REQUIRED WORK:
What follows is a set of entries. Repeat them exactly, but not their pictures.

DATA ENTRIES:
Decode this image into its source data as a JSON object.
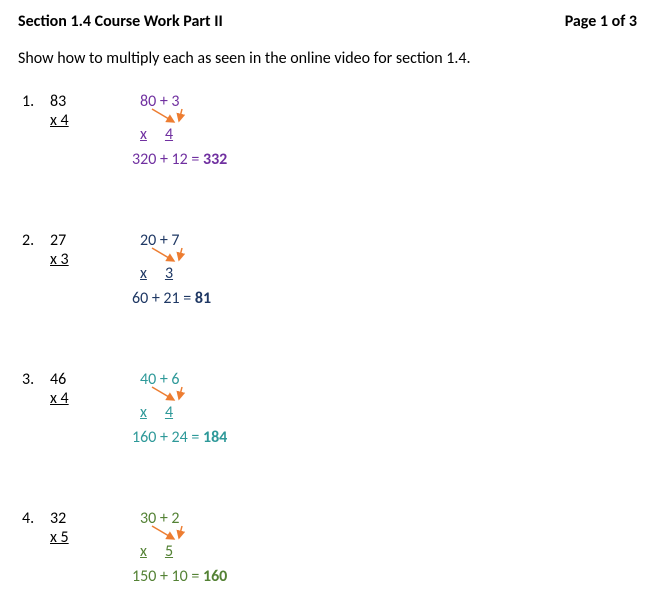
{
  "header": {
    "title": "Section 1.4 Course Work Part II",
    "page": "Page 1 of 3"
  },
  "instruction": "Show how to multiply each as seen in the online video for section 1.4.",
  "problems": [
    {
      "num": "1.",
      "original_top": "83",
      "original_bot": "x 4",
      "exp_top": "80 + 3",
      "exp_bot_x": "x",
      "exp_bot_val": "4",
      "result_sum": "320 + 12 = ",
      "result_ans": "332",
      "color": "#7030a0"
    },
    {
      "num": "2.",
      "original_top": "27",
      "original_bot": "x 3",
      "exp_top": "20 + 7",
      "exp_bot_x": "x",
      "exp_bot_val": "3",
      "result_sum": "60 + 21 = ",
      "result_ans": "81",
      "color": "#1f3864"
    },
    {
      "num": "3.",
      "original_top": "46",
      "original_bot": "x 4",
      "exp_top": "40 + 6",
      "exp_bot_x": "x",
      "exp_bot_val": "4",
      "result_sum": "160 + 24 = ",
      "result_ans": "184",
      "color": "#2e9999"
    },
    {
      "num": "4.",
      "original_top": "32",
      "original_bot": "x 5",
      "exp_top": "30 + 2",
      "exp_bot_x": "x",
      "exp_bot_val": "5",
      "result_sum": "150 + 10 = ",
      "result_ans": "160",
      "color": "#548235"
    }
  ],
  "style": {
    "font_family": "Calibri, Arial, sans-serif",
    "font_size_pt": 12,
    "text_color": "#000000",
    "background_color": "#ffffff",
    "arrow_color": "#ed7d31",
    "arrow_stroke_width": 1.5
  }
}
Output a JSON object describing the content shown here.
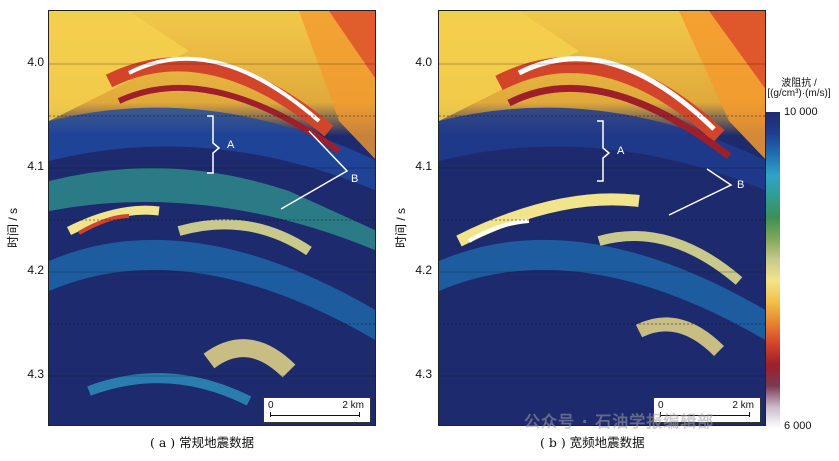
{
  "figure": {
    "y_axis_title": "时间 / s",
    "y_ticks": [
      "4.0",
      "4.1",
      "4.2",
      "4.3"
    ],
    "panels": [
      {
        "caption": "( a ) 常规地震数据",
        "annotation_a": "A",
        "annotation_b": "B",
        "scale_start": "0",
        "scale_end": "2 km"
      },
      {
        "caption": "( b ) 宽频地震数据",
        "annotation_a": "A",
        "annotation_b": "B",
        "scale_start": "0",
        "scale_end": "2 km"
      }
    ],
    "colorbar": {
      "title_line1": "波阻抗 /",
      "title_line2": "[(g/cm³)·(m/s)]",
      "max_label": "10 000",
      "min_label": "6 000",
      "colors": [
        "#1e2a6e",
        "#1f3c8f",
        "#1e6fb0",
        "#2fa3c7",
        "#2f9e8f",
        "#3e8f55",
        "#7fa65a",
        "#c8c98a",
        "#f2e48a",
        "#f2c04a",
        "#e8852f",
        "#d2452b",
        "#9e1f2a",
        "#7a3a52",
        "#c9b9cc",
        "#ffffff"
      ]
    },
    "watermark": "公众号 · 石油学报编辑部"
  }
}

RESULT OF THE EXERCISE:
Decode this image into its source data as a JSON object.
{
  "header": {
    "title": "Section 1.4 Course Work Part II",
    "page": "Page 1 of 3"
  },
  "instruction": "Show how to multiply each as seen in the online video for section 1.4.",
  "problems": [
    {
      "num": "1.",
      "original_top": "83",
      "original_bot": "x 4",
      "exp_top": "80 + 3",
      "exp_bot_x": "x",
      "exp_bot_val": "4",
      "result_sum": "320 + 12 = ",
      "result_ans": "332",
      "color": "#7030a0"
    },
    {
      "num": "2.",
      "original_top": "27",
      "original_bot": "x 3",
      "exp_top": "20 + 7",
      "exp_bot_x": "x",
      "exp_bot_val": "3",
      "result_sum": "60 + 21 = ",
      "result_ans": "81",
      "color": "#1f3864"
    },
    {
      "num": "3.",
      "original_top": "46",
      "original_bot": "x 4",
      "exp_top": "40 + 6",
      "exp_bot_x": "x",
      "exp_bot_val": "4",
      "result_sum": "160 + 24 = ",
      "result_ans": "184",
      "color": "#2e9999"
    },
    {
      "num": "4.",
      "original_top": "32",
      "original_bot": "x 5",
      "exp_top": "30 + 2",
      "exp_bot_x": "x",
      "exp_bot_val": "5",
      "result_sum": "150 + 10 = ",
      "result_ans": "160",
      "color": "#548235"
    }
  ],
  "style": {
    "font_family": "Calibri, Arial, sans-serif",
    "font_size_pt": 12,
    "text_color": "#000000",
    "background_color": "#ffffff",
    "arrow_color": "#ed7d31",
    "arrow_stroke_width": 1.5
  }
}
Output a JSON object describing the content shown here.
{
  "figure": {
    "y_axis_title": "时间 / s",
    "y_ticks": [
      "4.0",
      "4.1",
      "4.2",
      "4.3"
    ],
    "panels": [
      {
        "caption": "( a ) 常规地震数据",
        "annotation_a": "A",
        "annotation_b": "B",
        "scale_start": "0",
        "scale_end": "2 km"
      },
      {
        "caption": "( b ) 宽频地震数据",
        "annotation_a": "A",
        "annotation_b": "B",
        "scale_start": "0",
        "scale_end": "2 km"
      }
    ],
    "colorbar": {
      "title_line1": "波阻抗 /",
      "title_line2": "[(g/cm³)·(m/s)]",
      "max_label": "10 000",
      "min_label": "6 000",
      "colors": [
        "#1e2a6e",
        "#1f3c8f",
        "#1e6fb0",
        "#2fa3c7",
        "#2f9e8f",
        "#3e8f55",
        "#7fa65a",
        "#c8c98a",
        "#f2e48a",
        "#f2c04a",
        "#e8852f",
        "#d2452b",
        "#9e1f2a",
        "#7a3a52",
        "#c9b9cc",
        "#ffffff"
      ]
    },
    "watermark": "公众号 · 石油学报编辑部"
  }
}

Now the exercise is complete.